AIM – Copy each line of the entries that contains the word "探究发现瓶子里水位高低变化与水量和石子的大小".

[Begin ENTRIES SHOWN]

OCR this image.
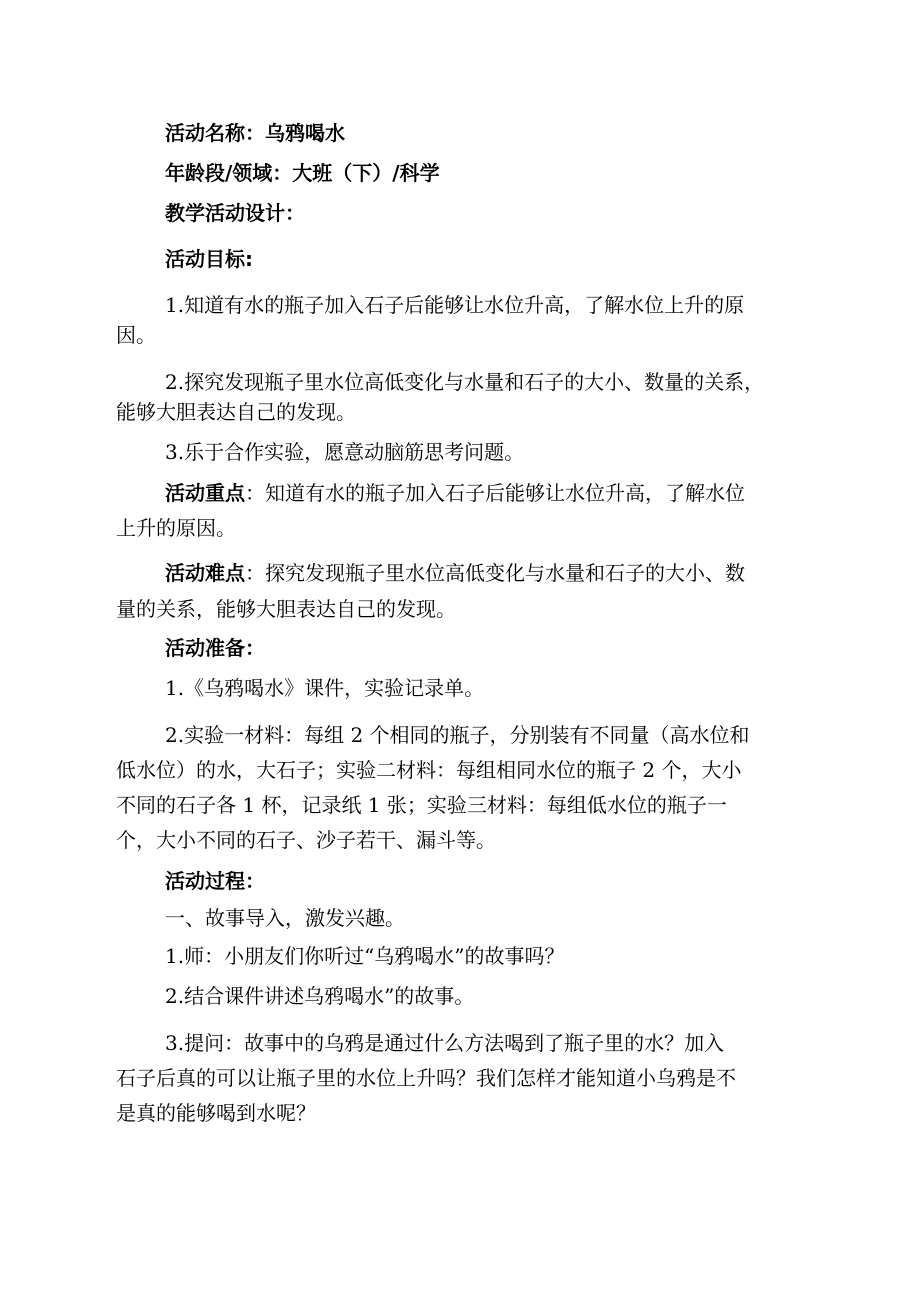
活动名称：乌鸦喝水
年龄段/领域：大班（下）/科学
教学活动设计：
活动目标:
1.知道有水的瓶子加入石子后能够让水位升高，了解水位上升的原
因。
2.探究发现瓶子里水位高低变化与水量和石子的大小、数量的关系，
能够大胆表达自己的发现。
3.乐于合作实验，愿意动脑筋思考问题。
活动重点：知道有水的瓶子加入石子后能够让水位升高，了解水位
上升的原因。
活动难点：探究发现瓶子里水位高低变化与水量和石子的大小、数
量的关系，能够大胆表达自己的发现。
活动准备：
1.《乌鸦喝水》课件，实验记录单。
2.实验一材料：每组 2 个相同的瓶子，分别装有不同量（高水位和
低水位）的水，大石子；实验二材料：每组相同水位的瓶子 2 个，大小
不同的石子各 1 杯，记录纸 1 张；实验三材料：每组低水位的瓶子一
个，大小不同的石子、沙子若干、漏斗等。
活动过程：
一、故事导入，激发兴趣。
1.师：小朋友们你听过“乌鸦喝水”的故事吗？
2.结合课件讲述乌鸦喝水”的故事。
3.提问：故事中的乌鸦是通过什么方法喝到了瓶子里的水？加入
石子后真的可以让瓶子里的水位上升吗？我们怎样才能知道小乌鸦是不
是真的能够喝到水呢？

[End ENTRIES SHOWN]

REPLY –
2.探究发现瓶子里水位高低变化与水量和石子的大小、数量的关系，
活动难点：探究发现瓶子里水位高低变化与水量和石子的大小、数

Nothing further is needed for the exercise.